## start
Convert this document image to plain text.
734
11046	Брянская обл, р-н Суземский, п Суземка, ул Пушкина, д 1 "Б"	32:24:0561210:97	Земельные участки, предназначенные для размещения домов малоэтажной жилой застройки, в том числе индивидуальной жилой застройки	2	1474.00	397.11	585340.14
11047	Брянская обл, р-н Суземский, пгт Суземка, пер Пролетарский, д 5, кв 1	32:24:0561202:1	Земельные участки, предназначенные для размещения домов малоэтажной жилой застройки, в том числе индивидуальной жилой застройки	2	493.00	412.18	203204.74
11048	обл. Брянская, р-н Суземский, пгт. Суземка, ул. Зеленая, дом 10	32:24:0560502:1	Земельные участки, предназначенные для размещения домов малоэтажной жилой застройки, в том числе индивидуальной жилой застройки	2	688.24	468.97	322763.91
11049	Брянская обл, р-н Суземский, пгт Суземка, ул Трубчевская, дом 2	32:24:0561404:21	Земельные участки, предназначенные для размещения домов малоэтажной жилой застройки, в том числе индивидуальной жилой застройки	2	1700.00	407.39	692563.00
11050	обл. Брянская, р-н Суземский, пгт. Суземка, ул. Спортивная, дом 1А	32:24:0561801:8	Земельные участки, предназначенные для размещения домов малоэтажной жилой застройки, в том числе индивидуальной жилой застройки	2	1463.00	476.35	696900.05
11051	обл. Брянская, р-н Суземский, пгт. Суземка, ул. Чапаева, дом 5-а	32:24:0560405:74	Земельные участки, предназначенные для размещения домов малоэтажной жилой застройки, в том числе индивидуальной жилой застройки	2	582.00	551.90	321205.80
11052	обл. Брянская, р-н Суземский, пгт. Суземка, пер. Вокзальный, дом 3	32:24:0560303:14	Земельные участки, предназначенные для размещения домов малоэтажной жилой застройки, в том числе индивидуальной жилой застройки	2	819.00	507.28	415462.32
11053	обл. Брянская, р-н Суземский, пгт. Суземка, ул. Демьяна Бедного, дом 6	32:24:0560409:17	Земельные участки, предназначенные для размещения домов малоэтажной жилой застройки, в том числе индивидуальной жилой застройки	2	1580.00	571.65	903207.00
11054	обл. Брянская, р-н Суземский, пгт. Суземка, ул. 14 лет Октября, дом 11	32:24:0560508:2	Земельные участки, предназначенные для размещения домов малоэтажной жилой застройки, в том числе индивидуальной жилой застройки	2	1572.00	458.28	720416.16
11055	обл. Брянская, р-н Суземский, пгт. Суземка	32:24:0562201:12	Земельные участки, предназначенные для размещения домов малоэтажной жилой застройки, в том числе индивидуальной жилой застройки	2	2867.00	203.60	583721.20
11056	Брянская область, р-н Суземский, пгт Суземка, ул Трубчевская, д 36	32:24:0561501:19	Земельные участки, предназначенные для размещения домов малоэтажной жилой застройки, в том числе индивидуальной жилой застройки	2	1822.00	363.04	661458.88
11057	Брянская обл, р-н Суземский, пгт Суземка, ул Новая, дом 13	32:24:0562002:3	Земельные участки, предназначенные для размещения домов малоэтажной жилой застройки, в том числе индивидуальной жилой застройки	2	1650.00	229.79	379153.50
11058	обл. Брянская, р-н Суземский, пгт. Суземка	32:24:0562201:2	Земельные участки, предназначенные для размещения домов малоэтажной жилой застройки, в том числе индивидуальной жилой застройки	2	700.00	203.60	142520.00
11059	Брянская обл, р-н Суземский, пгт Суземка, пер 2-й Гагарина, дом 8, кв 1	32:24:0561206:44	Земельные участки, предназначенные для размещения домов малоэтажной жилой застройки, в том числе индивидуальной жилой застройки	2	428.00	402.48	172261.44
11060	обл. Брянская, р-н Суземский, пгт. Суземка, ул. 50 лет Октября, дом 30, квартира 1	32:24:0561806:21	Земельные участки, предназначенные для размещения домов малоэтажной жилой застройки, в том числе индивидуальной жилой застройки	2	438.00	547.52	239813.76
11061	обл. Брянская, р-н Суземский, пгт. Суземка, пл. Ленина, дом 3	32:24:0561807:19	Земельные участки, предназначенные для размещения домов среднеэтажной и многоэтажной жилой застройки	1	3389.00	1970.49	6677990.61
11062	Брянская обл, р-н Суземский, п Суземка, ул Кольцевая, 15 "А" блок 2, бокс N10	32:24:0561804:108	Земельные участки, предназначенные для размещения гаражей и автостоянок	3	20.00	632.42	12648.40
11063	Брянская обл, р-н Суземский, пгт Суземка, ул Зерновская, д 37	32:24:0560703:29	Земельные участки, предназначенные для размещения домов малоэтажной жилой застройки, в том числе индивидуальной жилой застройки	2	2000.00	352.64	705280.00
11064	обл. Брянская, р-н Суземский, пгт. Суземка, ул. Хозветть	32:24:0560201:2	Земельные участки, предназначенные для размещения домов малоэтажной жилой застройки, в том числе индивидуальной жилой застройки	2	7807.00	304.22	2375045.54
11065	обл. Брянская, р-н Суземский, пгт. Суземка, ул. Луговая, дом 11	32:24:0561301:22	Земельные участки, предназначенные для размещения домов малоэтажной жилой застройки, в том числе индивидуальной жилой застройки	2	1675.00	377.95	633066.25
## end
■ To be done
Exactly as written, please output every entry.

■ Solution for this task
Convert this document image to plain text.
734
11046	Брянская обл, р-н Суземский, п Суземка, ул Пушкина, д 1 "Б"	32:24:0561210:97	Земельные участки, предназначенные для размещения домов малоэтажной жилой застройки, в том числе индивидуальной жилой застройки	2	1474.00	397.11	585340.14
11047	Брянская обл, р-н Суземский, пгт Суземка, пер Пролетарский, д 5, кв 1	32:24:0561202:1	Земельные участки, предназначенные для размещения домов малоэтажной жилой застройки, в том числе индивидуальной жилой застройки	2	493.00	412.18	203204.74
11048	обл. Брянская, р-н Суземский, пгт. Суземка, ул. Зеленая, дом 10	32:24:0560502:1	Земельные участки, предназначенные для размещения домов малоэтажной жилой застройки, в том числе индивидуальной жилой застройки	2	688.24	468.97	322763.91
11049	Брянская обл, р-н Суземский, пгт Суземка, ул Трубчевская, дом 2	32:24:0561404:21	Земельные участки, предназначенные для размещения домов малоэтажной жилой застройки, в том числе индивидуальной жилой застройки	2	1700.00	407.39	692563.00
11050	обл. Брянская, р-н Суземский, пгт. Суземка, ул. Спортивная, дом 1А	32:24:0561801:8	Земельные участки, предназначенные для размещения домов малоэтажной жилой застройки, в том числе индивидуальной жилой застройки	2	1463.00	476.35	696900.05
11051	обл. Брянская, р-н Суземский, пгт. Суземка, ул. Чапаева, дом 5-а	32:24:0560405:74	Земельные участки, предназначенные для размещения домов малоэтажной жилой застройки, в том числе индивидуальной жилой застройки	2	582.00	551.90	321205.80
11052	обл. Брянская, р-н Суземский, пгт. Суземка, пер. Вокзальный, дом 3	32:24:0560303:14	Земельные участки, предназначенные для размещения домов малоэтажной жилой застройки, в том числе индивидуальной жилой застройки	2	819.00	507.28	415462.32
11053	обл. Брянская, р-н Суземский, пгт. Суземка, ул. Демьяна Бедного, дом 6	32:24:0560409:17	Земельные участки, предназначенные для размещения домов малоэтажной жилой застройки, в том числе индивидуальной жилой застройки	2	1580.00	571.65	903207.00
11054	обл. Брянская, р-н Суземский, пгт. Суземка, ул. 14 лет Октября, дом 11	32:24:0560508:2	Земельные участки, предназначенные для размещения домов малоэтажной жилой застройки, в том числе индивидуальной жилой застройки	2	1572.00	458.28	720416.16
11055	обл. Брянская, р-н Суземский, пгт. Суземка	32:24:0562201:12	Земельные участки, предназначенные для размещения домов малоэтажной жилой застройки, в том числе индивидуальной жилой застройки	2	2867.00	203.60	583721.20
11056	Брянская область, р-н Суземский, пгт Суземка, ул Трубчевская, д 36	32:24:0561501:19	Земельные участки, предназначенные для размещения домов малоэтажной жилой застройки, в том числе индивидуальной жилой застройки	2	1822.00	363.04	661458.88
11057	Брянская обл, р-н Суземский, пгт Суземка, ул Новая, дом 13	32:24:0562002:3	Земельные участки, предназначенные для размещения домов малоэтажной жилой застройки, в том числе индивидуальной жилой застройки	2	1650.00	229.79	379153.50
11058	обл. Брянская, р-н Суземский, пгт. Суземка	32:24:0562201:2	Земельные участки, предназначенные для размещения домов малоэтажной жилой застройки, в том числе индивидуальной жилой застройки	2	700.00	203.60	142520.00
11059	Брянская обл, р-н Суземский, пгт Суземка, пер 2-й Гагарина, дом 8, кв 1	32:24:0561206:44	Земельные участки, предназначенные для размещения домов малоэтажной жилой застройки, в том числе индивидуальной жилой застройки	2	428.00	402.48	172261.44
11060	обл. Брянская, р-н Суземский, пгт. Суземка, ул. 50 лет Октября, дом 30, квартира 1	32:24:0561806:21	Земельные участки, предназначенные для размещения домов малоэтажной жилой застройки, в том числе индивидуальной жилой застройки	2	438.00	547.52	239813.76
11061	обл. Брянская, р-н Суземский, пгт. Суземка, пл. Ленина, дом 3	32:24:0561807:19	Земельные участки, предназначенные для размещения домов среднеэтажной и многоэтажной жилой застройки	1	3389.00	1970.49	6677990.61
11062	Брянская обл, р-н Суземский, п Суземка, ул Кольцевая, 15 "А" блок 2, бокс N10	32:24:0561804:108	Земельные участки, предназначенные для размещения гаражей и автостоянок	3	20.00	632.42	12648.40
11063	Брянская обл, р-н Суземский, пгт Суземка, ул Зерновская, д 37	32:24:0560703:29	Земельные участки, предназначенные для размещения домов малоэтажной жилой застройки, в том числе индивидуальной жилой застройки	2	2000.00	352.64	705280.00
11064	обл. Брянская, р-н Суземский, пгт. Суземка, ул. Хозветть	32:24:0560201:2	Земельные участки, предназначенные для размещения домов малоэтажной жилой застройки, в том числе индивидуальной жилой застройки	2	7807.00	304.22	2375045.54
11065	обл. Брянская, р-н Суземский, пгт. Суземка, ул. Луговая, дом 11	32:24:0561301:22	Земельные участки, предназначенные для размещения домов малоэтажной жилой застройки, в том числе индивидуальной жилой застройки	2	1675.00	377.95	633066.25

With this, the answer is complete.